* _EXCERPT_:
▬▬▬

Descriptive summaries using cross-tabulation of the three food insecurity outcomes and the four types of explanatory variables were first generated, and a chi-square test of association carried out. Second, since both food insecurity prevalence and household dietary diversity were binned into two categories, a binary logistic regression was fitted. Third, for the coping strategy outcome, the generated variable had more than two categories so multinomial logistic regression was used. In all three outcome models, we adjusted for socio-economic and food source variables. Significant associations between the response variables and the explanatory variables were assessed at p < 0.005.

Results

Background Characteristics of the Sample

Of the sample of 853 households, two-fifths (40%) were female-centred (headed by a woman without a partner or spouse), while 19% were male-centred (headed by a man without a partner or spouse). Extended families comprising a couple with dependents, including children and other relatives, constituted 21% of the sample, and nuclear households of parents and their offspring accounted for only 16%. The average household size was 4.4 (standard deviation of 3.1). Half the surveyed households had members below the age of 25 years, and two-thirds of all household members were of working age (16 to 60 years).

Food Insecurity Prevalence and Household Dietary Diversity

Overall food insecurity prevalence was at 77% of households, while 65% reported a low dietary diversity score of five or fewer food groups consumed. Table 9.1 cross-tabulates the two food security indicators of food insecurity prevalence and greater dietary diversity with the four sets of independent variables. The table shows a positive relationship between food insecurity prevalence, food sources and socio-economic factors. More than 80% of households receiving rural-to-urban food transfers and sourcing food both communally and informally were in the food insecure prevalence category. Similarly, more female-headed households, informal housing households, marginally poor and low lived poverty households were food insecure than their male-headed, formal and less poor counterparts. As lived poverty increased in severity, so did food insecurity prevalence. There was a very clear relationship with income quintiles as food insecurity prevalence declined from 89% for households in the lowest quintile to 59% for households in the highest.

▬▬▬

* _EXERCISES TO COMPLETE_:
(1) In the food insecurity excerpt, what share of the 853 sampled households were female-centred?
(2) Summarize the food insecurity excerpt in two sentences.
(3) Carry on the food insecurity excerpt from its last sentence.
The lines placed after this text play no part here.

* _DATA SEGMENT_:
▬▬▬

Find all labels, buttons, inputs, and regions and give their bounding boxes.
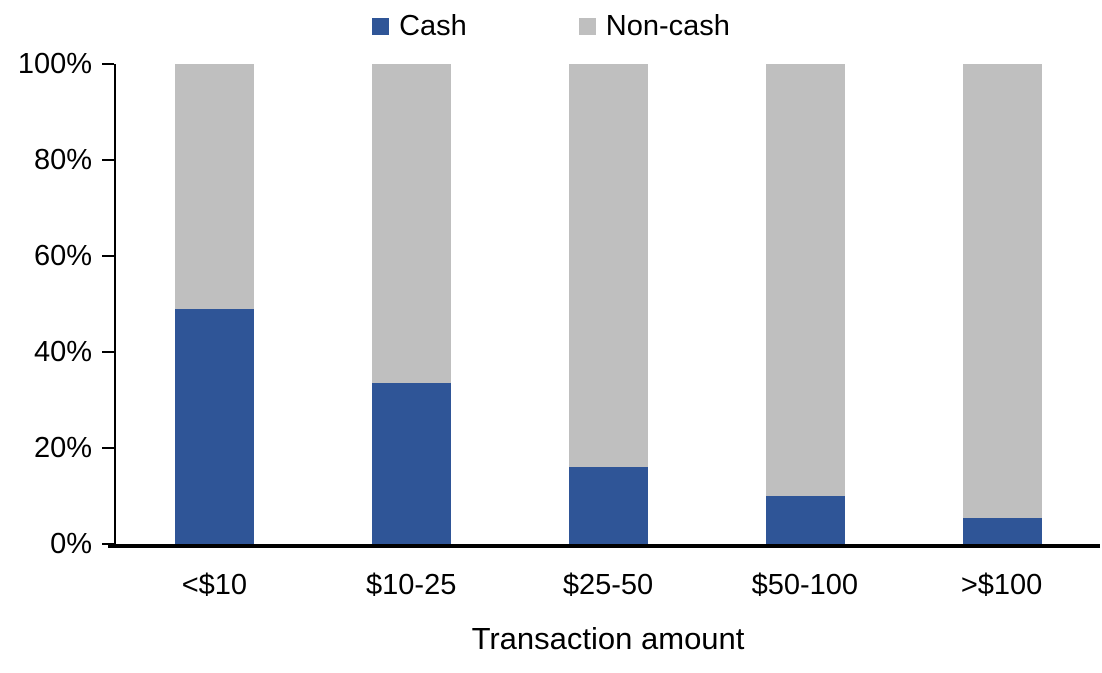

▬▬▬

* _ANSWERS TO THE PROBLEMS_:
(1) Two-fifths, or 40%, of the households were female-centred.

(2) Of the 853 surveyed households, 40% were female-centred and the average household size was 4.4, while 77% were food insecure and 65% had low dietary diversity. Food insecurity was more common among female-headed, informal housing and poorer households, and it fell from 89% in the lowest income quintile to 59% in the highest.

(3)
Table 9.1 Cross-tabulation of food insecurity prevalence and household dietary diversity

With regard to greater dietary diversity, there were again significant relationships, but this time between dietary diversity and food transfers from the rural areas and formal food sources. The reverse would also be true, with households that do not receive food transfers and that source food from communal and informal sources having low levels of dietary diversity. In addition, male-headed households, residents of formal housing and those households with better marginal poverty and lived poverty scores had more dietary diversity. Conversely, female-headed households, marginally poor households and those in informal settlements had low dietary diversity. As Table 9.1 shows, dietary diversity improved with income, with 17% of the lowest income quintile households in the more diverse category, compared with 67% of households in the highest income quintile.

Table 9.2 presents the results from the multiple binary regression on food insecurity prevalence as odds ratios (OR). An OR > 1 suggests increased odds of food insecurity, while an OR < 1 indicates a decreased likelihood of food insecurity. The odds of being food insecure are three times as high for households receiving rural-to-urban food transfers (OR = 3.16, 95% confidence interval (CI): 1.69–5.90) and sourcing food from informal sources (OR = 3.15, 95% CI: 1.25–7.98). They were also slightly higher for households relying on communal food sources (OR = 1.29, 95% CI: 0.24–6.94). Income level and poverty (severe and lived) were significantly associated with food insecurity. Households living in severe poverty were four times as likely to be food insecure than other households (OR = 4.02, 95% CI: 0.70–23.07), as were households in the lowest income quintile compared with households in the upper quintile (OR = 3.81, 95% CI: 3.81, CI: 0.89–16.27). In general, the odds of being food insecure declined with income. Informal housing residents also had increased odds of being food insecure. Female-headed households had marginally reduced risk of being food insecure compared to male-headed households. An important additional finding was that households receiving social grants were less likely to be food insecure (OR = 0.52, 95% CI: 0.28–0.88).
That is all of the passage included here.